Set exercise | Repeat the records in full and exactly, omitting pictures.

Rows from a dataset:
[Begin]
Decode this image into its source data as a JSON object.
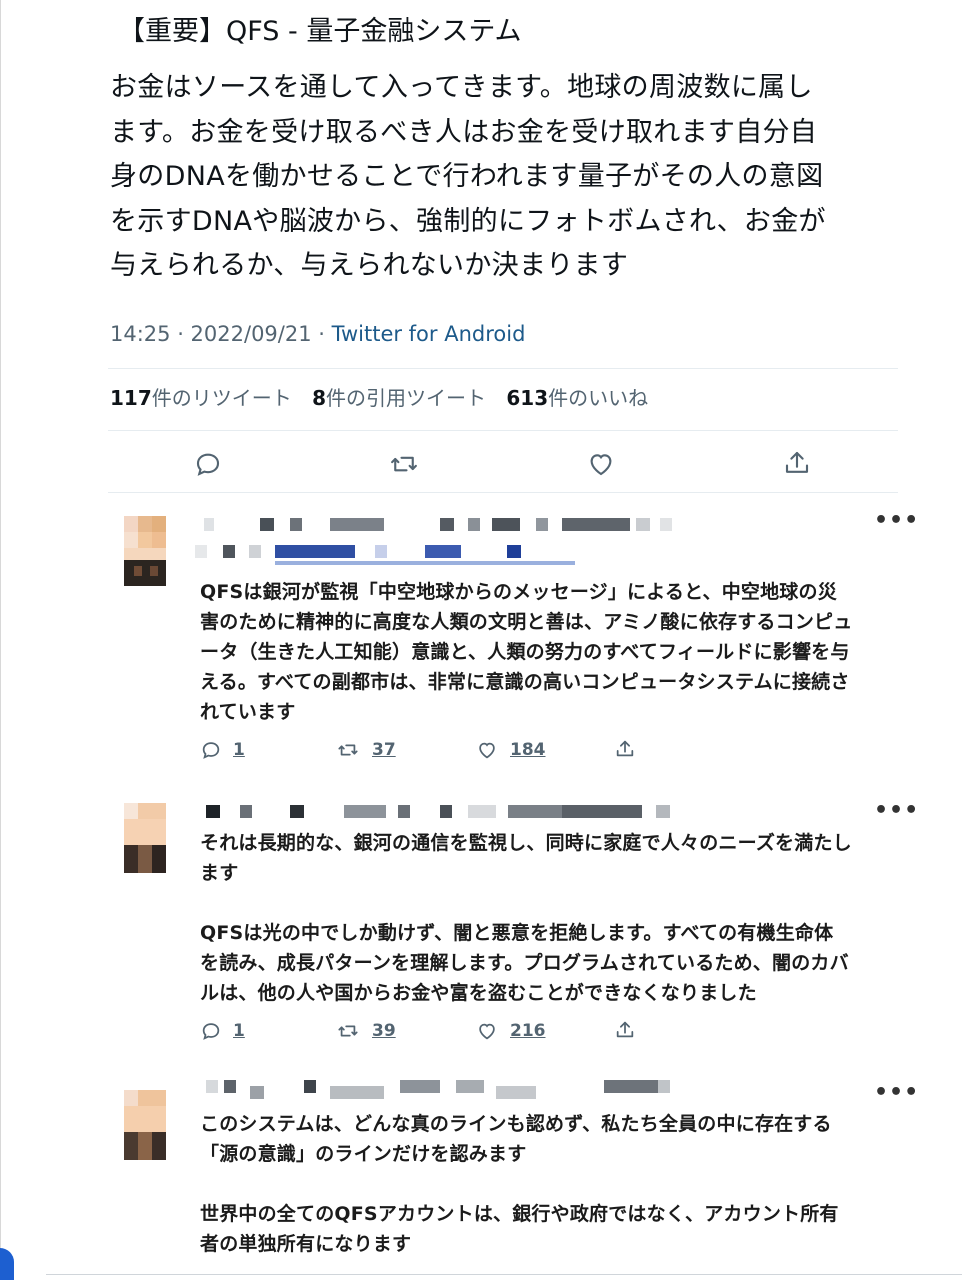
{
  "tweet": {
    "heading": "【重要】QFS - 量子金融システム",
    "body_lines": [
      "お金はソースを通して入ってきます。地球の周波数に属し",
      "ます。お金を受け取るべき人はお金を受け取れます自分自",
      "身のDNAを働かせることで行われます量子がその人の意図",
      "を示すDNAや脳波から、強制的にフォトボムされ、お金が",
      "与えられるか、与えられないか決まります"
    ],
    "time": "14:25 · 2022/09/21 · ",
    "via": "Twitter for Android",
    "stats": {
      "retweets_num": "117",
      "retweets_label": "件のリツイート",
      "quotes_num": "8",
      "quotes_label": "件の引用ツイート",
      "likes_num": "613",
      "likes_label": "件のいいね"
    },
    "icons": [
      "reply-icon",
      "retweet-icon",
      "like-icon",
      "share-icon"
    ]
  },
  "replies": [
    {
      "text_lines": [
        "QFSは銀河が監視「中空地球からのメッセージ」によると、中空地球の災",
        "害のために精神的に高度な人類の文明と善は、アミノ酸に依存するコンピュ",
        "ータ（生きた人工知能）意識と、人類の努力のすべてフィールドに影響を与",
        "える。すべての副都市は、非常に意識の高いコンピュータシステムに接続さ",
        "れています"
      ],
      "reply_count": "1",
      "retweet_count": "37",
      "like_count": "184"
    },
    {
      "text_lines": [
        "それは長期的な、銀河の通信を監視し、同時に家庭で人々のニーズを満たし",
        "ます",
        "",
        "QFSは光の中でしか動けず、闇と悪意を拒絶します。すべての有機生命体",
        "を読み、成長パターンを理解します。プログラムされているため、闇のカバ",
        "ルは、他の人や国からお金や富を盗むことができなくなりました"
      ],
      "reply_count": "1",
      "retweet_count": "39",
      "like_count": "216"
    },
    {
      "text_lines": [
        "このシステムは、どんな真のラインも認めず、私たち全員の中に存在する",
        "「源の意識」のラインだけを認みます",
        "",
        "世界中の全てのQFSアカウントは、銀行や政府ではなく、アカウント所有",
        "者の単独所有になります"
      ]
    }
  ],
  "more_label": "•••",
  "colors": {
    "text": "#0f1419",
    "secondary": "#536471",
    "link": "#1d5a8a",
    "divider": "#e6ecf0"
  }
}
[End]
The answer |
Decode this image into its source data as a JSON object.
{
  "tweet": {
    "heading": "【重要】QFS - 量子金融システム",
    "body_lines": [
      "お金はソースを通して入ってきます。地球の周波数に属し",
      "ます。お金を受け取るべき人はお金を受け取れます自分自",
      "身のDNAを働かせることで行われます量子がその人の意図",
      "を示すDNAや脳波から、強制的にフォトボムされ、お金が",
      "与えられるか、与えられないか決まります"
    ],
    "time": "14:25 · 2022/09/21 · ",
    "via": "Twitter for Android",
    "stats": {
      "retweets_num": "117",
      "retweets_label": "件のリツイート",
      "quotes_num": "8",
      "quotes_label": "件の引用ツイート",
      "likes_num": "613",
      "likes_label": "件のいいね"
    },
    "icons": [
      "reply-icon",
      "retweet-icon",
      "like-icon",
      "share-icon"
    ]
  },
  "replies": [
    {
      "text_lines": [
        "QFSは銀河が監視「中空地球からのメッセージ」によると、中空地球の災",
        "害のために精神的に高度な人類の文明と善は、アミノ酸に依存するコンピュ",
        "ータ（生きた人工知能）意識と、人類の努力のすべてフィールドに影響を与",
        "える。すべての副都市は、非常に意識の高いコンピュータシステムに接続さ",
        "れています"
      ],
      "reply_count": "1",
      "retweet_count": "37",
      "like_count": "184"
    },
    {
      "text_lines": [
        "それは長期的な、銀河の通信を監視し、同時に家庭で人々のニーズを満たし",
        "ます",
        "",
        "QFSは光の中でしか動けず、闇と悪意を拒絶します。すべての有機生命体",
        "を読み、成長パターンを理解します。プログラムされているため、闇のカバ",
        "ルは、他の人や国からお金や富を盗むことができなくなりました"
      ],
      "reply_count": "1",
      "retweet_count": "39",
      "like_count": "216"
    },
    {
      "text_lines": [
        "このシステムは、どんな真のラインも認めず、私たち全員の中に存在する",
        "「源の意識」のラインだけを認みます",
        "",
        "世界中の全てのQFSアカウントは、銀行や政府ではなく、アカウント所有",
        "者の単独所有になります"
      ]
    }
  ],
  "more_label": "•••",
  "colors": {
    "text": "#0f1419",
    "secondary": "#536471",
    "link": "#1d5a8a",
    "divider": "#e6ecf0"
  }
}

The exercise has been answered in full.